#### Task prompt
Say how many lines include the word "Produtos". Reply with nothing but the number.

* BEGIN Data supplied *

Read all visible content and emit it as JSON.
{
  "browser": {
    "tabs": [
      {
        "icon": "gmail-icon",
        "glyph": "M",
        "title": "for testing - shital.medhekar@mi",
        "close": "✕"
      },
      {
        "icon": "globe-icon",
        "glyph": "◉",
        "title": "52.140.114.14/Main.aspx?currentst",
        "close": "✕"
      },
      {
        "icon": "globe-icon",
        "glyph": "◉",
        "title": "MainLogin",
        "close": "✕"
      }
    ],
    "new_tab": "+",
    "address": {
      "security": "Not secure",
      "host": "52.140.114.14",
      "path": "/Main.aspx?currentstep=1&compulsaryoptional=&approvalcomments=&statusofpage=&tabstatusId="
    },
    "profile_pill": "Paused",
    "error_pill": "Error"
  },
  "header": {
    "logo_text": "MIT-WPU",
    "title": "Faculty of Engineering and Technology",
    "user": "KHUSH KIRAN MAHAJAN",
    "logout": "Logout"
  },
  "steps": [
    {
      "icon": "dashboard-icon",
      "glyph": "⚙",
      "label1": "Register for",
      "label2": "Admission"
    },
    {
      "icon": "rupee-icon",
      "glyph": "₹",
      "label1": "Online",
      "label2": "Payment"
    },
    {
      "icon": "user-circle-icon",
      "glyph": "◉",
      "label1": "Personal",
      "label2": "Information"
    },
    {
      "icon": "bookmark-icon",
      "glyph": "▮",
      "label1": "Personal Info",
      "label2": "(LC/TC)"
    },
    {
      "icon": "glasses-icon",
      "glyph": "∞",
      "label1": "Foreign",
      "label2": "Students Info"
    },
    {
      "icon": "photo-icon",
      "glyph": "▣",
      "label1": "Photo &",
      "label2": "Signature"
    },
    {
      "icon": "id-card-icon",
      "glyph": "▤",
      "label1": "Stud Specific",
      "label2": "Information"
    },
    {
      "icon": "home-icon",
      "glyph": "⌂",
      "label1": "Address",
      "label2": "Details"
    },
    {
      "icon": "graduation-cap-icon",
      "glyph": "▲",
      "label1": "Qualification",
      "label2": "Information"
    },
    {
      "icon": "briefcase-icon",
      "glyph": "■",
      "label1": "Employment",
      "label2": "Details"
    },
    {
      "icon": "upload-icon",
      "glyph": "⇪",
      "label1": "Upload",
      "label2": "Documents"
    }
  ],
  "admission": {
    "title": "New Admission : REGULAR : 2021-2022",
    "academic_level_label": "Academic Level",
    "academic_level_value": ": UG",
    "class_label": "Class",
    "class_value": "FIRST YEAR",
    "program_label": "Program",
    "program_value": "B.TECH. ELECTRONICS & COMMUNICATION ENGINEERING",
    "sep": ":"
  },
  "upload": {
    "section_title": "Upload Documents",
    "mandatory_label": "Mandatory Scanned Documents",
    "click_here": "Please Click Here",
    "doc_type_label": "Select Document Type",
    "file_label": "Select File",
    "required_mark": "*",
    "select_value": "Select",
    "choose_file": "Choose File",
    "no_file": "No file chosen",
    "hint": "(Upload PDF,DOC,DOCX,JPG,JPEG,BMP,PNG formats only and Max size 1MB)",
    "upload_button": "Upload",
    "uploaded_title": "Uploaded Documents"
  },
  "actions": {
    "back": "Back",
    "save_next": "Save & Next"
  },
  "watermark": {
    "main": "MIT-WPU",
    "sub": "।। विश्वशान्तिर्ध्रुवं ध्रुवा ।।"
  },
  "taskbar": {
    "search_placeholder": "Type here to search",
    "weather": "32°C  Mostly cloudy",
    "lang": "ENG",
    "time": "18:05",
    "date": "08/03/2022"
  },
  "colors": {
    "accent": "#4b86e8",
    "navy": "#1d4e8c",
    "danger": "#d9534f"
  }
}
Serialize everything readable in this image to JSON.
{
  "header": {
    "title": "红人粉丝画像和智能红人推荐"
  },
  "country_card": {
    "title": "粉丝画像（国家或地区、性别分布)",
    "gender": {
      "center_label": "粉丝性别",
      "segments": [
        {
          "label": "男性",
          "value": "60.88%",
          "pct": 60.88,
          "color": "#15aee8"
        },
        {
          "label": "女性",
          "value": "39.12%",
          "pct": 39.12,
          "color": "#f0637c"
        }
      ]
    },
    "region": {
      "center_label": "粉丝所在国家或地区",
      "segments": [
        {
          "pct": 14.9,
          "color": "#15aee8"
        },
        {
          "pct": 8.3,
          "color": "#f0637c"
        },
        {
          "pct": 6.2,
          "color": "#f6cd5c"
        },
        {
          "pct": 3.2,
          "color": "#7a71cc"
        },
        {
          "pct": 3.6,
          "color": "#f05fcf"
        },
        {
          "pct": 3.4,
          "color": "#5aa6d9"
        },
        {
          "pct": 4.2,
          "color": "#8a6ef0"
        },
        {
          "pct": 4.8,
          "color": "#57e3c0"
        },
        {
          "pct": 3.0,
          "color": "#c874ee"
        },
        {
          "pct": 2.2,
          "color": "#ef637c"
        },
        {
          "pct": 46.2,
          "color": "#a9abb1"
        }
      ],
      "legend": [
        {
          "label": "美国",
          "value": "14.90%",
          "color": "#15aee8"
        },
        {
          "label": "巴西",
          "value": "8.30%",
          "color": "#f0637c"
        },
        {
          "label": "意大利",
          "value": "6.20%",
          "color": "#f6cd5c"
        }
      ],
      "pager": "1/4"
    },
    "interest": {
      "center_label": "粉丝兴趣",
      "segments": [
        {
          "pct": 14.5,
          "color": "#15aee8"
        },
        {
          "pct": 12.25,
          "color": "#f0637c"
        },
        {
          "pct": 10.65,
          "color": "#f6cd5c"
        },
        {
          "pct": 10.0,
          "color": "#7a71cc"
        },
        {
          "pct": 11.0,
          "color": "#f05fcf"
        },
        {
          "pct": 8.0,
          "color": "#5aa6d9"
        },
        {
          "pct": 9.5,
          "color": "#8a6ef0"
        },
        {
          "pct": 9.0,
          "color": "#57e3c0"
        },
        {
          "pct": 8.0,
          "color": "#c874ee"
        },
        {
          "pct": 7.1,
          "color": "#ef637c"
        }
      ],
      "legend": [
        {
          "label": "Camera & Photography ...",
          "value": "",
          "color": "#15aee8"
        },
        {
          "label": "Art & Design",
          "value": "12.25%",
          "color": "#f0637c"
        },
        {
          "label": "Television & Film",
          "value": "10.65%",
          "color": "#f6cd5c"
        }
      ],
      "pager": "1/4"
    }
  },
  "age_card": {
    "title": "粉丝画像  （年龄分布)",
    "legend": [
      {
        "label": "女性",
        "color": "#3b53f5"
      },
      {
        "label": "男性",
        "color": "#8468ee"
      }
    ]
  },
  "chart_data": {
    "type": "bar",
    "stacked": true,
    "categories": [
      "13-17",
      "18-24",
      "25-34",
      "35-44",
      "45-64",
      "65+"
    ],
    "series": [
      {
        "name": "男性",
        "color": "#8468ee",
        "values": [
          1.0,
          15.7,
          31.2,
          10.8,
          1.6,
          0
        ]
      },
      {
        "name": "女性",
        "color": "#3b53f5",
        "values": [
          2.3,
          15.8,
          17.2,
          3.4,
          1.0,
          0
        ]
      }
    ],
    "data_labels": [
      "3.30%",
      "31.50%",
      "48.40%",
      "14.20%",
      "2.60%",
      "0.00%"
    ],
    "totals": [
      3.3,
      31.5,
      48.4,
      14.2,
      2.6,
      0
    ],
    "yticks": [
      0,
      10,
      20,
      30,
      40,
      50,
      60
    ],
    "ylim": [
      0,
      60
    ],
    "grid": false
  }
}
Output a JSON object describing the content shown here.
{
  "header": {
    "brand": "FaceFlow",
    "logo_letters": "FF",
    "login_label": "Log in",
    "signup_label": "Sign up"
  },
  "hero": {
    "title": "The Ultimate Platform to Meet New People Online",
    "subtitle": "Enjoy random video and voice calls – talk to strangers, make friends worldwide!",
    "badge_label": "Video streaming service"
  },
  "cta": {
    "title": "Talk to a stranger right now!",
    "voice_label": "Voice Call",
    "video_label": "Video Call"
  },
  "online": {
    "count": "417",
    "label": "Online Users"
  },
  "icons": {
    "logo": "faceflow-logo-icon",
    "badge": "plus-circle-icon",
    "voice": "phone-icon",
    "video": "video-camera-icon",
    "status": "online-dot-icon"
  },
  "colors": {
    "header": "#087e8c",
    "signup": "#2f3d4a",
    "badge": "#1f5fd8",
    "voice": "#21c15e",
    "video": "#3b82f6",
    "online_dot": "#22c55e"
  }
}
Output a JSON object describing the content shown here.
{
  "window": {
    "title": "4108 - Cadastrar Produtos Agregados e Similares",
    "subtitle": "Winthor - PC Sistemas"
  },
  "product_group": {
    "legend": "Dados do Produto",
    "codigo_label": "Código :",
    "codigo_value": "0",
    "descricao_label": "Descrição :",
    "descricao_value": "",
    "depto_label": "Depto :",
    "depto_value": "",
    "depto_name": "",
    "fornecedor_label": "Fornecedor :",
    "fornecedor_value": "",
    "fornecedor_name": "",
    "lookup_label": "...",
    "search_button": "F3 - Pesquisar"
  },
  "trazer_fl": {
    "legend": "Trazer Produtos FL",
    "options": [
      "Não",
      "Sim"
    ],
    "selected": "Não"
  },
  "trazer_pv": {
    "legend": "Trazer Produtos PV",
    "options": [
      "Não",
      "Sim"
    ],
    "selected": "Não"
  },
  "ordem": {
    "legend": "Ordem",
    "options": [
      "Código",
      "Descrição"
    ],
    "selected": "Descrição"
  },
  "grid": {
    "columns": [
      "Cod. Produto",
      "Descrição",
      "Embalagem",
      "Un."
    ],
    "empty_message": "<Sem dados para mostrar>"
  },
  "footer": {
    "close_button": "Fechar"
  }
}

* END Data supplied *

#### Exercise response
3